▶ [Direction]:
Transcribe all the entries word for word, omitting any pictures they contain.

▶ [Entries supplied]:
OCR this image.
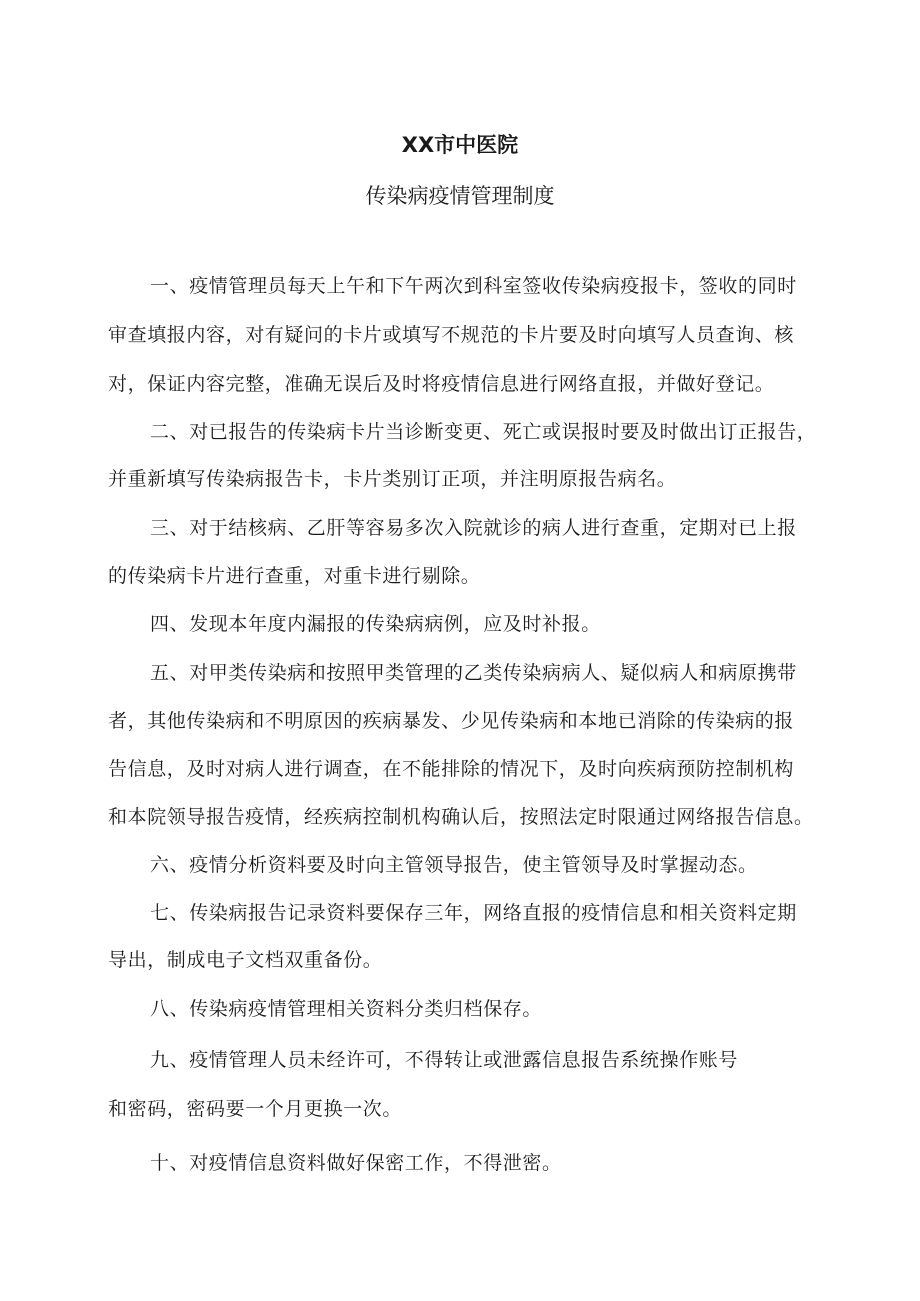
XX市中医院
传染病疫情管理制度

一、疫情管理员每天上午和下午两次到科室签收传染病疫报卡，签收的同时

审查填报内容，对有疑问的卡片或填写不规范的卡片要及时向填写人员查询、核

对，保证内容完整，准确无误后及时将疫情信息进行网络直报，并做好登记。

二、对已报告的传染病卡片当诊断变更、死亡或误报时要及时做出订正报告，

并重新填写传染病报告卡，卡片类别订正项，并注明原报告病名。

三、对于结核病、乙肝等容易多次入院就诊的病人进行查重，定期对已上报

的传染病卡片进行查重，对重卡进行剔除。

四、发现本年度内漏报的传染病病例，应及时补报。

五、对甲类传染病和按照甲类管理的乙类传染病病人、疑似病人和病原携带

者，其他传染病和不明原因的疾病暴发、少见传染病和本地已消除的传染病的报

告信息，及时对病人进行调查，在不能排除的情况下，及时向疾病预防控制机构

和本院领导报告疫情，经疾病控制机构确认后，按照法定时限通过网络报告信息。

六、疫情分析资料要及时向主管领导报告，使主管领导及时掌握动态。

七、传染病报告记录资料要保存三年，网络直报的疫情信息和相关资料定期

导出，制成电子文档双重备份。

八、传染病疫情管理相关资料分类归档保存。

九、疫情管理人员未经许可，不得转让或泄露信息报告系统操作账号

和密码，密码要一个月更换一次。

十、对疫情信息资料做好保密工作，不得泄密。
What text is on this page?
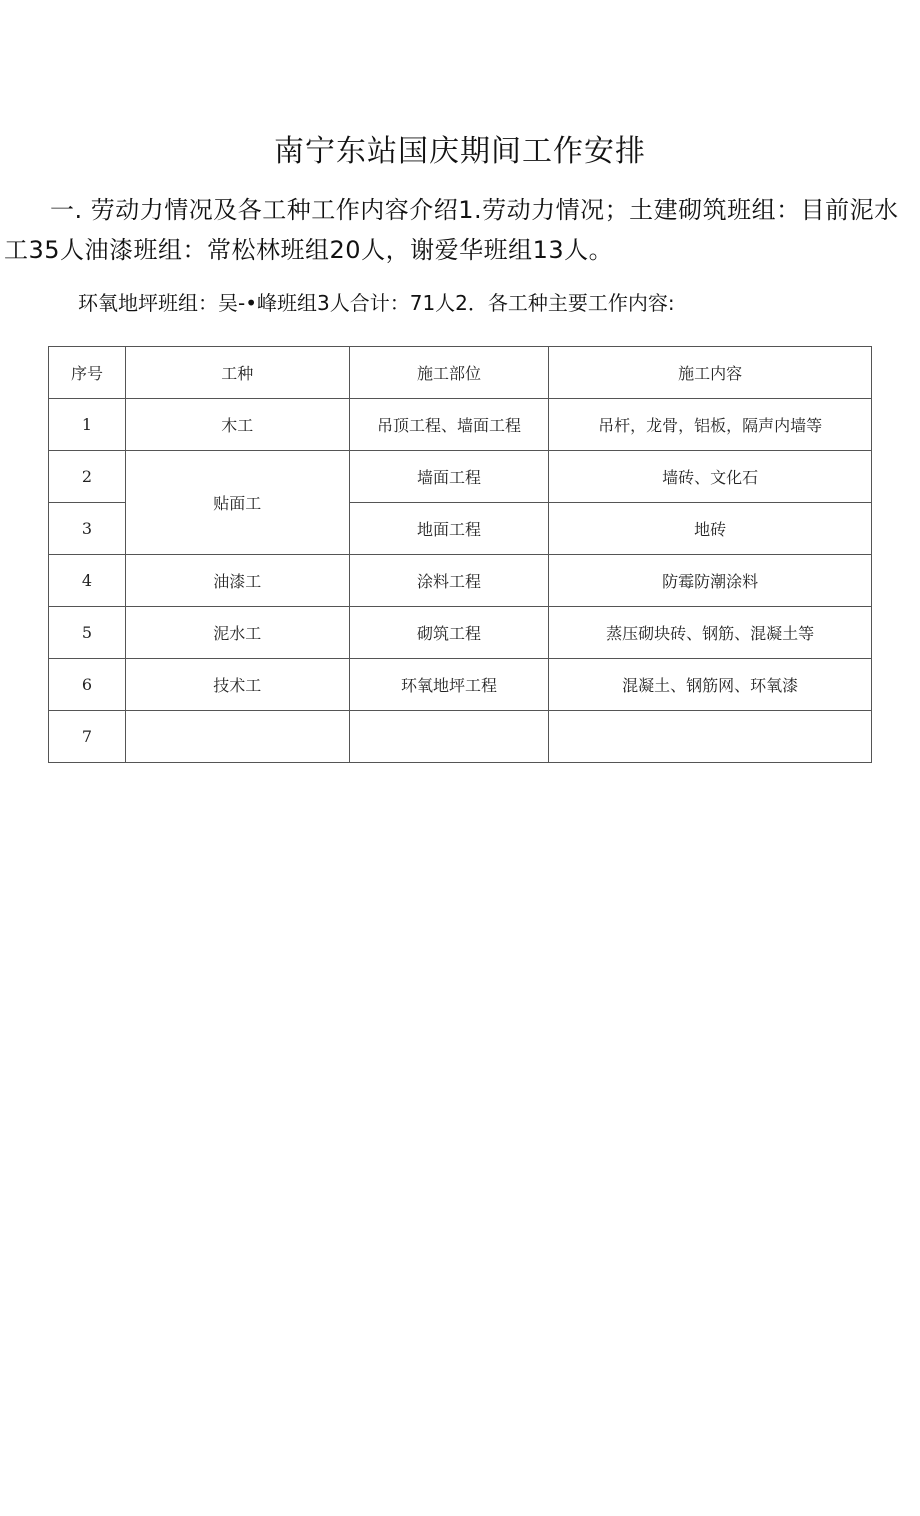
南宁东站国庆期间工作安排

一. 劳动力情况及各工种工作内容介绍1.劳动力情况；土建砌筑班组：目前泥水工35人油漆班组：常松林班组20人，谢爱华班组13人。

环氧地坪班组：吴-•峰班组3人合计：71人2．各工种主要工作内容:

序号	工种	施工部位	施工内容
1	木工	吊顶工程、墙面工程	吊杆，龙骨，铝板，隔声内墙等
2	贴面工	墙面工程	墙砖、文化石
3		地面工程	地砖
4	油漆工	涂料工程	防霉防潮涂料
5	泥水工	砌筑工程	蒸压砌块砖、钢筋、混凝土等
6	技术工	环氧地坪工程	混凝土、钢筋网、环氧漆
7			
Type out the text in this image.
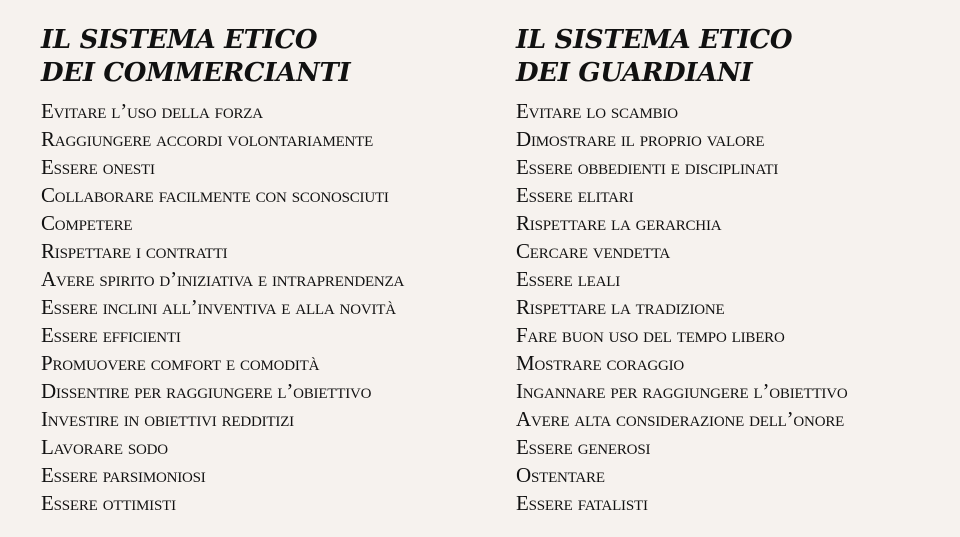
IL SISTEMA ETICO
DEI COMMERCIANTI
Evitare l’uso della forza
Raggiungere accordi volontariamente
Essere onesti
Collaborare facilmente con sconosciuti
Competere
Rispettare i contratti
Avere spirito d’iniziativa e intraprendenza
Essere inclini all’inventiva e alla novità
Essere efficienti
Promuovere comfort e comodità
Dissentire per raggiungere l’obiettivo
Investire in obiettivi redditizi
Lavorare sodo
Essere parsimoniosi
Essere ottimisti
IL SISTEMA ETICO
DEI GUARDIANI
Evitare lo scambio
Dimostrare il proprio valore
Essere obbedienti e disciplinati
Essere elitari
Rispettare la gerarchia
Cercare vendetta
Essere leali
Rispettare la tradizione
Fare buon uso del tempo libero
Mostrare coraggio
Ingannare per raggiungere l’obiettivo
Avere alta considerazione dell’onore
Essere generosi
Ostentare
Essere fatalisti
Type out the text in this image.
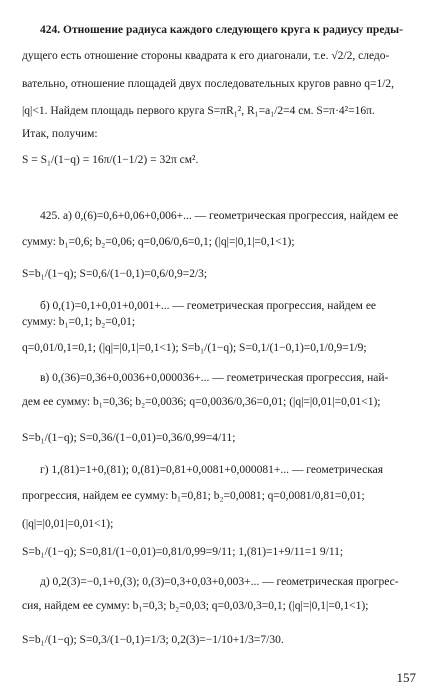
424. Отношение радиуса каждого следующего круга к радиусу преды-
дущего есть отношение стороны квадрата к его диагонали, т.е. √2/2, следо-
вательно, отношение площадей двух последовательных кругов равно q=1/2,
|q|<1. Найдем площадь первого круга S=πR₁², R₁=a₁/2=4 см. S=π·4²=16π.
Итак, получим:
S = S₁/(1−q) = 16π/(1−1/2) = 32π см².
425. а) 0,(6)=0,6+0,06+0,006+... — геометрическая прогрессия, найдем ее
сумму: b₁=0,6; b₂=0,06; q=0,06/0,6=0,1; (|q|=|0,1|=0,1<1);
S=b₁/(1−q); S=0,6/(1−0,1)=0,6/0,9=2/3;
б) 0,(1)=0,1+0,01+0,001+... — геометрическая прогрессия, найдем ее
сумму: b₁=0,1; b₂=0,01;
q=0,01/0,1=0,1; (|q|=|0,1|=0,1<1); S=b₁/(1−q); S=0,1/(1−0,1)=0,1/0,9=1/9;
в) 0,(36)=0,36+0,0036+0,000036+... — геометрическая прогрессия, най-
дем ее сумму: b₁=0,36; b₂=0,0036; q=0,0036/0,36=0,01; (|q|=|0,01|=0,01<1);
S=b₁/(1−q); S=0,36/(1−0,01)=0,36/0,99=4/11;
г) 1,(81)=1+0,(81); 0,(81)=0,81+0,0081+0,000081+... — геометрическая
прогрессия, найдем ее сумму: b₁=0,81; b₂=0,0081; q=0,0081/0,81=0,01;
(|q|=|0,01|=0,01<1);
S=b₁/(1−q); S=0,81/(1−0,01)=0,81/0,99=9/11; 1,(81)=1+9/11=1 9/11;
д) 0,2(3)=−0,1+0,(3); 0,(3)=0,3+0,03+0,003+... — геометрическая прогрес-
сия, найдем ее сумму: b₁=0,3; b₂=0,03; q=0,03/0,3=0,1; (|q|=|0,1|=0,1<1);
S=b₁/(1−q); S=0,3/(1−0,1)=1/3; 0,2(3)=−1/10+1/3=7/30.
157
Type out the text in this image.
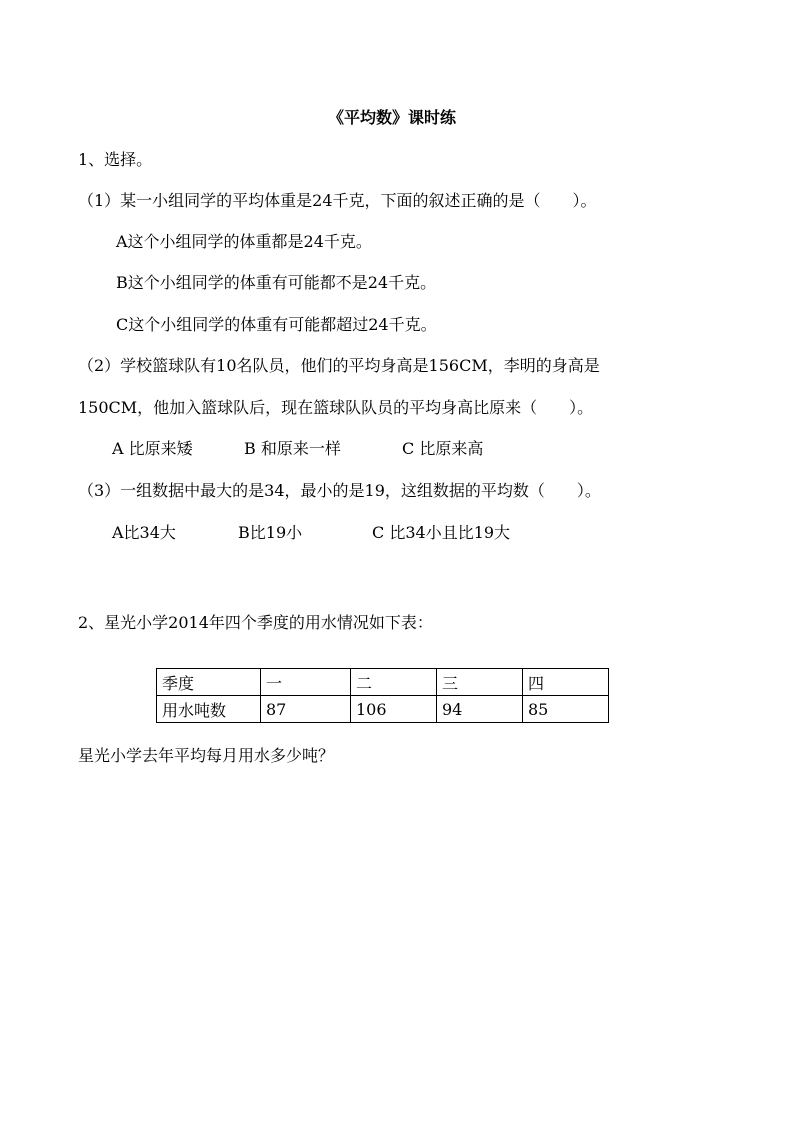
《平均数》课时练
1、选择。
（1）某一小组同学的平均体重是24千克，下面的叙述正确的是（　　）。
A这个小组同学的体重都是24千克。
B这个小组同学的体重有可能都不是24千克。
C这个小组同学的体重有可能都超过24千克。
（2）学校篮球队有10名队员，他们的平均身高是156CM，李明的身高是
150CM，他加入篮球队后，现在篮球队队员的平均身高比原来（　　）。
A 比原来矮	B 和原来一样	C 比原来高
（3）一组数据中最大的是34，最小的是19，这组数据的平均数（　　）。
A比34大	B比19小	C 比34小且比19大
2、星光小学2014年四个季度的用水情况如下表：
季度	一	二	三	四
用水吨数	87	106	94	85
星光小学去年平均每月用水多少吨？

▶ [Answer for this exercise]:
OCR this image.
XX市中医院
传染病疫情管理制度

一、疫情管理员每天上午和下午两次到科室签收传染病疫报卡，签收的同时

审查填报内容，对有疑问的卡片或填写不规范的卡片要及时向填写人员查询、核

对，保证内容完整，准确无误后及时将疫情信息进行网络直报，并做好登记。

二、对已报告的传染病卡片当诊断变更、死亡或误报时要及时做出订正报告，

并重新填写传染病报告卡，卡片类别订正项，并注明原报告病名。

三、对于结核病、乙肝等容易多次入院就诊的病人进行查重，定期对已上报

的传染病卡片进行查重，对重卡进行剔除。

四、发现本年度内漏报的传染病病例，应及时补报。

五、对甲类传染病和按照甲类管理的乙类传染病病人、疑似病人和病原携带

者，其他传染病和不明原因的疾病暴发、少见传染病和本地已消除的传染病的报

告信息，及时对病人进行调查，在不能排除的情况下，及时向疾病预防控制机构

和本院领导报告疫情，经疾病控制机构确认后，按照法定时限通过网络报告信息。

六、疫情分析资料要及时向主管领导报告，使主管领导及时掌握动态。

七、传染病报告记录资料要保存三年，网络直报的疫情信息和相关资料定期

导出，制成电子文档双重备份。

八、传染病疫情管理相关资料分类归档保存。

九、疫情管理人员未经许可，不得转让或泄露信息报告系统操作账号

和密码，密码要一个月更换一次。

十、对疫情信息资料做好保密工作，不得泄密。
What text is on this page?
南宁东站国庆期间工作安排

一. 劳动力情况及各工种工作内容介绍1.劳动力情况；土建砌筑班组：目前泥水工35人油漆班组：常松林班组20人，谢爱华班组13人。

环氧地坪班组：吴-•峰班组3人合计：71人2．各工种主要工作内容:

序号	工种	施工部位	施工内容
1	木工	吊顶工程、墙面工程	吊杆，龙骨，铝板，隔声内墙等
2	贴面工	墙面工程	墙砖、文化石
3		地面工程	地砖
4	油漆工	涂料工程	防霉防潮涂料
5	泥水工	砌筑工程	蒸压砌块砖、钢筋、混凝土等
6	技术工	环氧地坪工程	混凝土、钢筋网、环氧漆
7			
Type out the text in this image.
IL SISTEMA ETICO
DEI COMMERCIANTI
Evitare l’uso della forza
Raggiungere accordi volontariamente
Essere onesti
Collaborare facilmente con sconosciuti
Competere
Rispettare i contratti
Avere spirito d’iniziativa e intraprendenza
Essere inclini all’inventiva e alla novità
Essere efficienti
Promuovere comfort e comodità
Dissentire per raggiungere l’obiettivo
Investire in obiettivi redditizi
Lavorare sodo
Essere parsimoniosi
Essere ottimisti
IL SISTEMA ETICO
DEI GUARDIANI
Evitare lo scambio
Dimostrare il proprio valore
Essere obbedienti e disciplinati
Essere elitari
Rispettare la gerarchia
Cercare vendetta
Essere leali
Rispettare la tradizione
Fare buon uso del tempo libero
Mostrare coraggio
Ingannare per raggiungere l’obiettivo
Avere alta considerazione dell’onore
Essere generosi
Ostentare
Essere fatalisti
Type out the text in this image.
424. Отношение радиуса каждого следующего круга к радиусу преды-
дущего есть отношение стороны квадрата к его диагонали, т.е. √2/2, следо-
вательно, отношение площадей двух последовательных кругов равно q=1/2,
|q|<1. Найдем площадь первого круга S=πR₁², R₁=a₁/2=4 см. S=π·4²=16π.
Итак, получим:
S = S₁/(1−q) = 16π/(1−1/2) = 32π см².
425. а) 0,(6)=0,6+0,06+0,006+... — геометрическая прогрессия, найдем ее
сумму: b₁=0,6; b₂=0,06; q=0,06/0,6=0,1; (|q|=|0,1|=0,1<1);
S=b₁/(1−q); S=0,6/(1−0,1)=0,6/0,9=2/3;
б) 0,(1)=0,1+0,01+0,001+... — геометрическая прогрессия, найдем ее
сумму: b₁=0,1; b₂=0,01;
q=0,01/0,1=0,1; (|q|=|0,1|=0,1<1); S=b₁/(1−q); S=0,1/(1−0,1)=0,1/0,9=1/9;
в) 0,(36)=0,36+0,0036+0,000036+... — геометрическая прогрессия, най-
дем ее сумму: b₁=0,36; b₂=0,0036; q=0,0036/0,36=0,01; (|q|=|0,01|=0,01<1);
S=b₁/(1−q); S=0,36/(1−0,01)=0,36/0,99=4/11;
г) 1,(81)=1+0,(81); 0,(81)=0,81+0,0081+0,000081+... — геометрическая
прогрессия, найдем ее сумму: b₁=0,81; b₂=0,0081; q=0,0081/0,81=0,01;
(|q|=|0,01|=0,01<1);
S=b₁/(1−q); S=0,81/(1−0,01)=0,81/0,99=9/11; 1,(81)=1+9/11=1 9/11;
д) 0,2(3)=−0,1+0,(3); 0,(3)=0,3+0,03+0,003+... — геометрическая прогрес-
сия, найдем ее сумму: b₁=0,3; b₂=0,03; q=0,03/0,3=0,1; (|q|=|0,1|=0,1<1);
S=b₁/(1−q); S=0,3/(1−0,1)=1/3; 0,2(3)=−1/10+1/3=7/30.
157
Type out the text in this image.
《平均数》课时练
1、选择。
（1）某一小组同学的平均体重是24千克，下面的叙述正确的是（　　）。
A这个小组同学的体重都是24千克。
B这个小组同学的体重有可能都不是24千克。
C这个小组同学的体重有可能都超过24千克。
（2）学校篮球队有10名队员，他们的平均身高是156CM，李明的身高是
150CM，他加入篮球队后，现在篮球队队员的平均身高比原来（　　）。
A 比原来矮	B 和原来一样	C 比原来高
（3）一组数据中最大的是34，最小的是19，这组数据的平均数（　　）。
A比34大	B比19小	C 比34小且比19大
2、星光小学2014年四个季度的用水情况如下表：
季度	一	二	三	四
用水吨数	87	106	94	85
星光小学去年平均每月用水多少吨？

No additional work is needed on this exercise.